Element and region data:
# # # #

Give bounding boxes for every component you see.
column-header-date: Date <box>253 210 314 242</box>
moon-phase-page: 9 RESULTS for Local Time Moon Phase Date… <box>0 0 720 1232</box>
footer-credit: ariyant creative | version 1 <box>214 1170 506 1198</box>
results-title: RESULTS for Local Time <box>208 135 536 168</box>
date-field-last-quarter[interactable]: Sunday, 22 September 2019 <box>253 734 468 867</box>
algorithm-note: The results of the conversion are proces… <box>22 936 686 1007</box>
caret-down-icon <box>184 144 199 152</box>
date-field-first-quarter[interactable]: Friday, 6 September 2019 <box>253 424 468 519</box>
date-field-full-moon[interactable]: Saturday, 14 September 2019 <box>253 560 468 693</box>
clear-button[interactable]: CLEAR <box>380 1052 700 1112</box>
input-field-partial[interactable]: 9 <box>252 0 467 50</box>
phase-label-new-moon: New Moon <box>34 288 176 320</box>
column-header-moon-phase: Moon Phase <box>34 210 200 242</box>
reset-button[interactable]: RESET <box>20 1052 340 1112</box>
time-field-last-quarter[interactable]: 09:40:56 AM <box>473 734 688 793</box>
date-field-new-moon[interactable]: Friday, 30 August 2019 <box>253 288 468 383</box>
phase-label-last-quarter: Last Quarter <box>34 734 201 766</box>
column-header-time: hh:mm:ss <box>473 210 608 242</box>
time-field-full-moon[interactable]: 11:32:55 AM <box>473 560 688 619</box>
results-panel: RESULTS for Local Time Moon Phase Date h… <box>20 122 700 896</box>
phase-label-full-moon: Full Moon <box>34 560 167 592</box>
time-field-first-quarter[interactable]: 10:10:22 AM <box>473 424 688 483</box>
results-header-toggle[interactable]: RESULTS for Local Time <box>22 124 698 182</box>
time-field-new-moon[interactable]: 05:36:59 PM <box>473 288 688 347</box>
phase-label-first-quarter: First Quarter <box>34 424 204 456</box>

# # # #

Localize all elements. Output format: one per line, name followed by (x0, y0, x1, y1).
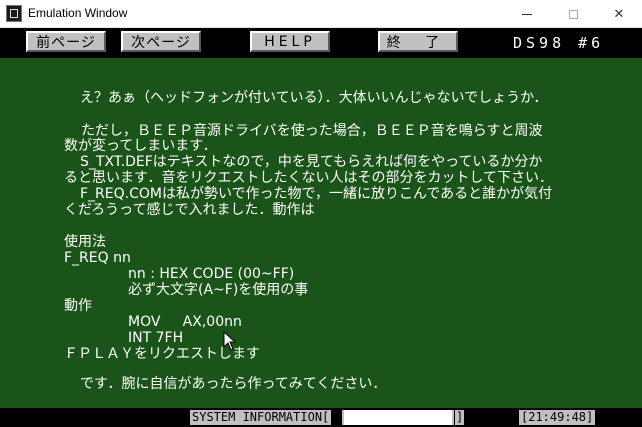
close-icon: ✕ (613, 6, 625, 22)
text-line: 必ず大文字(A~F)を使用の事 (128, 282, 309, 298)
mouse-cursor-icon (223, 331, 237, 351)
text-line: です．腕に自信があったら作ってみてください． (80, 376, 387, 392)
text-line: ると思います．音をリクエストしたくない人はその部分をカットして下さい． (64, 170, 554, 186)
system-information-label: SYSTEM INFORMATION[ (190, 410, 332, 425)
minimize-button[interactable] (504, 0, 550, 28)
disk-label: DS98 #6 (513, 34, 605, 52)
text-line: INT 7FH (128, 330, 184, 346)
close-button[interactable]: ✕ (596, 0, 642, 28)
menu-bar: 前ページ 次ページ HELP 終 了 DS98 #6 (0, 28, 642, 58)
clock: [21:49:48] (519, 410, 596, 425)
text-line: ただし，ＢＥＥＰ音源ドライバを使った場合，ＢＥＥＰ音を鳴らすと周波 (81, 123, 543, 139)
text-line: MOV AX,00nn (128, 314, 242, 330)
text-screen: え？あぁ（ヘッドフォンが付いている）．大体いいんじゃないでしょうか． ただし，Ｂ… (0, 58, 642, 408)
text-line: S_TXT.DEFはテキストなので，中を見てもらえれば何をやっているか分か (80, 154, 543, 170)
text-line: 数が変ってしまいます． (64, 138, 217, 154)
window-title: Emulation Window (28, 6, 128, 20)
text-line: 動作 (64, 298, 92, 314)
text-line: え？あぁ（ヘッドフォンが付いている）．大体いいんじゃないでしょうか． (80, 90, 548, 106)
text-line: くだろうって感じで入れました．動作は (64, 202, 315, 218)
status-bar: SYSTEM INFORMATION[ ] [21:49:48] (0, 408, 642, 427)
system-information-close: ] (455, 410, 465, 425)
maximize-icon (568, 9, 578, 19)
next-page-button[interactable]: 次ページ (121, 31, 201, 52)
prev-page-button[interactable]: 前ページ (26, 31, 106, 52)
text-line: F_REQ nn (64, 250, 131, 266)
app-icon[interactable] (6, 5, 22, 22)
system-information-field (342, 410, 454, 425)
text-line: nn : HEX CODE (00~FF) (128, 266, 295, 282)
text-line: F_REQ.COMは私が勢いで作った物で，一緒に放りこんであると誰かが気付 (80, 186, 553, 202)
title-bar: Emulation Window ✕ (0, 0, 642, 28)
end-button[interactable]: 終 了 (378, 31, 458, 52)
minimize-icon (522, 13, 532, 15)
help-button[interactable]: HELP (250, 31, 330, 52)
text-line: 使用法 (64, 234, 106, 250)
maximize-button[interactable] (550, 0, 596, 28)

# # # #

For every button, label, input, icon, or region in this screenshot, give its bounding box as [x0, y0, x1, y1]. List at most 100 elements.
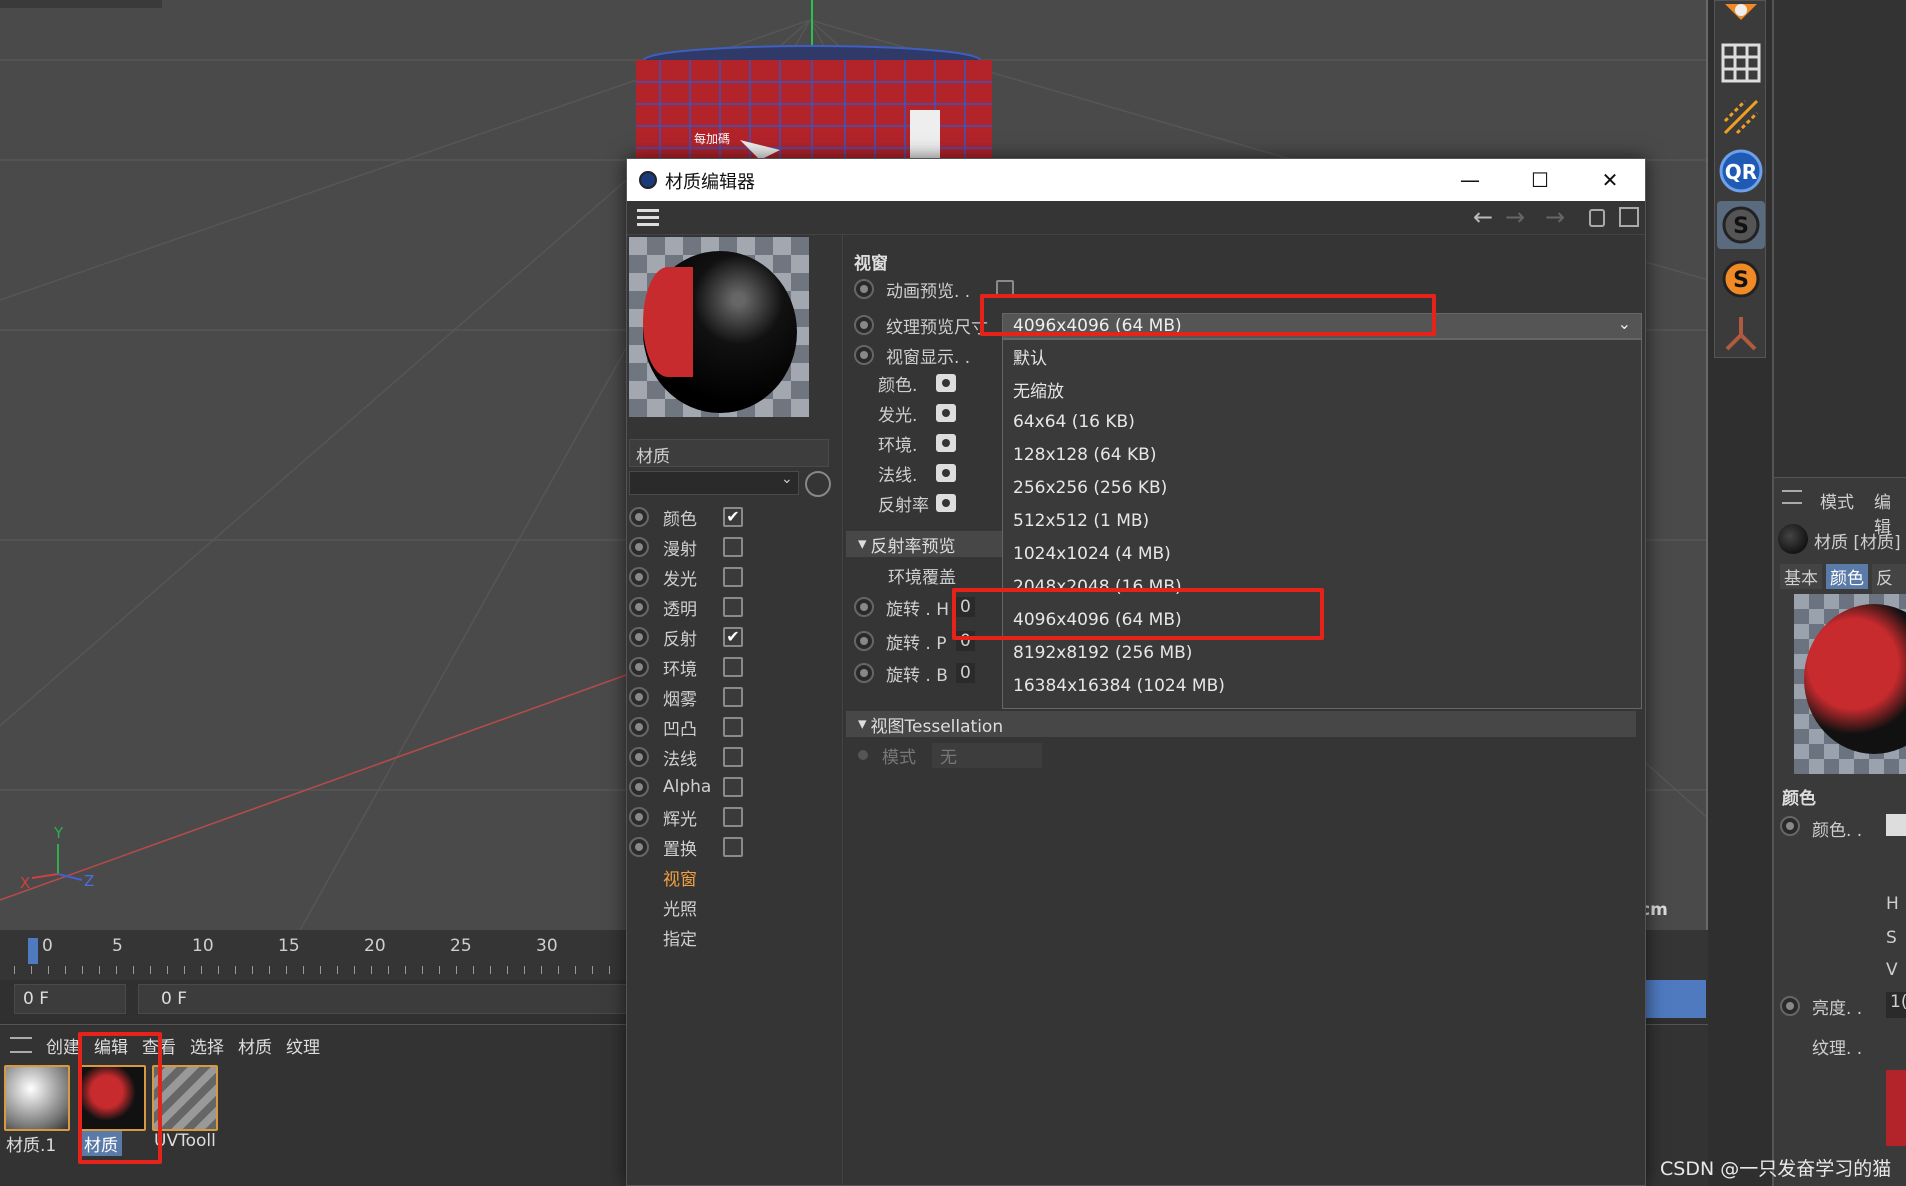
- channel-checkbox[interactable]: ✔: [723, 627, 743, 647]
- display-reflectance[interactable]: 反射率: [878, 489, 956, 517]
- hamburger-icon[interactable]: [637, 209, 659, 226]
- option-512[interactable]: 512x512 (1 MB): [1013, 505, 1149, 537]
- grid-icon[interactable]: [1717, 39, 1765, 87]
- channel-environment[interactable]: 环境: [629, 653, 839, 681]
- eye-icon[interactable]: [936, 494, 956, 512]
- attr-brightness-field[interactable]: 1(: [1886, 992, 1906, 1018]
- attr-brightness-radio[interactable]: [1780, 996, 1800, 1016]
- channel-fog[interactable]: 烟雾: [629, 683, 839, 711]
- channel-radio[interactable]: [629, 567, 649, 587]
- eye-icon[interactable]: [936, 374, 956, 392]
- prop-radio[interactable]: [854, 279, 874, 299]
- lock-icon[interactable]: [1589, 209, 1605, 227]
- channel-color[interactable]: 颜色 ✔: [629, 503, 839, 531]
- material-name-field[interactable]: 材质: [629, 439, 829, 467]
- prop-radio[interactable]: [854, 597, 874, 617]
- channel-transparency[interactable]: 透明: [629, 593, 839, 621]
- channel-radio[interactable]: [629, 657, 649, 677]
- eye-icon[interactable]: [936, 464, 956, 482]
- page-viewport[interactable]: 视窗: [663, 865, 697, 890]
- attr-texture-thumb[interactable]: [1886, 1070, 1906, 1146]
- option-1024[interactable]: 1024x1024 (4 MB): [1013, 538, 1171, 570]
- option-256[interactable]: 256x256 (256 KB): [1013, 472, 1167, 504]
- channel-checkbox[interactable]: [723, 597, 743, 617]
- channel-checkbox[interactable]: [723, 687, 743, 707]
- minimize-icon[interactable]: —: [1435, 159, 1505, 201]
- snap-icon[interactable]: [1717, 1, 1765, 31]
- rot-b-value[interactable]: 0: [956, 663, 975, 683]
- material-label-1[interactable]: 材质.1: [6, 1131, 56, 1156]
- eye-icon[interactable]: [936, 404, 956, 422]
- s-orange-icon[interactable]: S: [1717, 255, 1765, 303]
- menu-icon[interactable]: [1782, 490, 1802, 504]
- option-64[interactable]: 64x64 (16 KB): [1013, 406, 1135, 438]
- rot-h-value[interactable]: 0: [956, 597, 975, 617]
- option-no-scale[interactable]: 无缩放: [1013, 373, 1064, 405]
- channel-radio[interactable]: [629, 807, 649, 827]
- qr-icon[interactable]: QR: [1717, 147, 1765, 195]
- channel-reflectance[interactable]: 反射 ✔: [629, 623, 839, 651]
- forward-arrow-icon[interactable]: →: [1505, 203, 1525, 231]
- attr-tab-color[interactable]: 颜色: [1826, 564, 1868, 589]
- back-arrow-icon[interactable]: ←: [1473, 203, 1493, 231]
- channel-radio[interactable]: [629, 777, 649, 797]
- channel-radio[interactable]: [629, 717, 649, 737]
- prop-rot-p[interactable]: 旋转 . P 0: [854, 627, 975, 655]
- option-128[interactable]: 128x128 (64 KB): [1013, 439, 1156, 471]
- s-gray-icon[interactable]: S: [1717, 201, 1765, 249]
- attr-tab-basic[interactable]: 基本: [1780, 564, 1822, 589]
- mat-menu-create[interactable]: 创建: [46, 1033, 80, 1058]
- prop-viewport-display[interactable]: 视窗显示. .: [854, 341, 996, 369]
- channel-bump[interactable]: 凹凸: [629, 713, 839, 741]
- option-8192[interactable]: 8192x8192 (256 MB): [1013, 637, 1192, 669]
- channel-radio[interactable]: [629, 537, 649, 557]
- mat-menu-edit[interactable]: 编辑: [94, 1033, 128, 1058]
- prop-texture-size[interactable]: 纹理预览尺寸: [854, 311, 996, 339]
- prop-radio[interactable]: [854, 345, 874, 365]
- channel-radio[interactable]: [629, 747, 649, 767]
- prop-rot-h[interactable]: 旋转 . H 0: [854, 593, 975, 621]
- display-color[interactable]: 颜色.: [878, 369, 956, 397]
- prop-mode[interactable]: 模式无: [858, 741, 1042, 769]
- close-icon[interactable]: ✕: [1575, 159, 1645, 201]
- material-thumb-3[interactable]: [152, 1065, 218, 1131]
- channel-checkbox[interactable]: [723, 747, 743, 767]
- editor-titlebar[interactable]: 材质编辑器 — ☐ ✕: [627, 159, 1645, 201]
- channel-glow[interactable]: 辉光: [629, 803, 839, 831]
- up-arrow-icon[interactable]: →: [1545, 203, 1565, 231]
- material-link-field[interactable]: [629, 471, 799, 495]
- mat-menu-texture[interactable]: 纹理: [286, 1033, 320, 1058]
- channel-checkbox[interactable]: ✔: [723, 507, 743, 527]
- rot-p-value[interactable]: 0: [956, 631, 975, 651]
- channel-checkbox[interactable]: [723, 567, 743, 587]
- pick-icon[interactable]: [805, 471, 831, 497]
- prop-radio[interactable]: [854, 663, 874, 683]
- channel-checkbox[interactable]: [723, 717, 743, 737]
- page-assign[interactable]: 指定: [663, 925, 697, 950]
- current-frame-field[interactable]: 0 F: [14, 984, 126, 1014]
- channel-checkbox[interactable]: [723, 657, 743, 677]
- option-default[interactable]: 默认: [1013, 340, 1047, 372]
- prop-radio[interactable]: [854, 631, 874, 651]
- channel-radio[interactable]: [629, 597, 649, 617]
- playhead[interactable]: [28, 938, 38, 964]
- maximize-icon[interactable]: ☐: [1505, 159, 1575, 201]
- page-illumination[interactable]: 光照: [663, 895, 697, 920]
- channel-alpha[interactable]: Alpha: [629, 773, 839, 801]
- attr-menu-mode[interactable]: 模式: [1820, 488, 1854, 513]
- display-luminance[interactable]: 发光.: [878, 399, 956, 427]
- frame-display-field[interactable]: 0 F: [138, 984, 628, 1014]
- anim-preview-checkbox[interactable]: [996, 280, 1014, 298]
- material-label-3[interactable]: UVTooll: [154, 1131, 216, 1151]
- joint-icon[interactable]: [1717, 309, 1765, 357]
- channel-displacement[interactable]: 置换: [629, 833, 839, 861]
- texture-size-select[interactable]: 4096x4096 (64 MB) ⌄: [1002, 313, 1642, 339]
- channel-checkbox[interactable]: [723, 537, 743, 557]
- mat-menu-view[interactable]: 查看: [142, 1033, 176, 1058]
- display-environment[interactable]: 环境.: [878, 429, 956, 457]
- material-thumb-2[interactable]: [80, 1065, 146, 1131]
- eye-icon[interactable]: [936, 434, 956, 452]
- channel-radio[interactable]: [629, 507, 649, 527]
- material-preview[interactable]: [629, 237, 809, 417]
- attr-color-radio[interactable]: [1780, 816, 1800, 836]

# # # #

WHAT THE TASK REQUIRES: Rewrite the material from the line with "Give bounding boxes" through the line with "results-title: RESULTS for" as a JSON list of strings, one string per line, skipping any blank lines.

RIGHT ANSWER:
[
  "Give bounding boxes for every component you see.",
  "column-header-date: Date <box>253 210 314 242</box>",
  "moon-phase-page: 9 RESULTS for Local Time Moon Phase Date… <box>0 0 720 1232</box>",
  "footer-credit: ariyant creative | version 1 <box>214 1170 506 1198</box>",
  "results-title: RESULTS for Local Time <box>208 135 536 168</box>"
]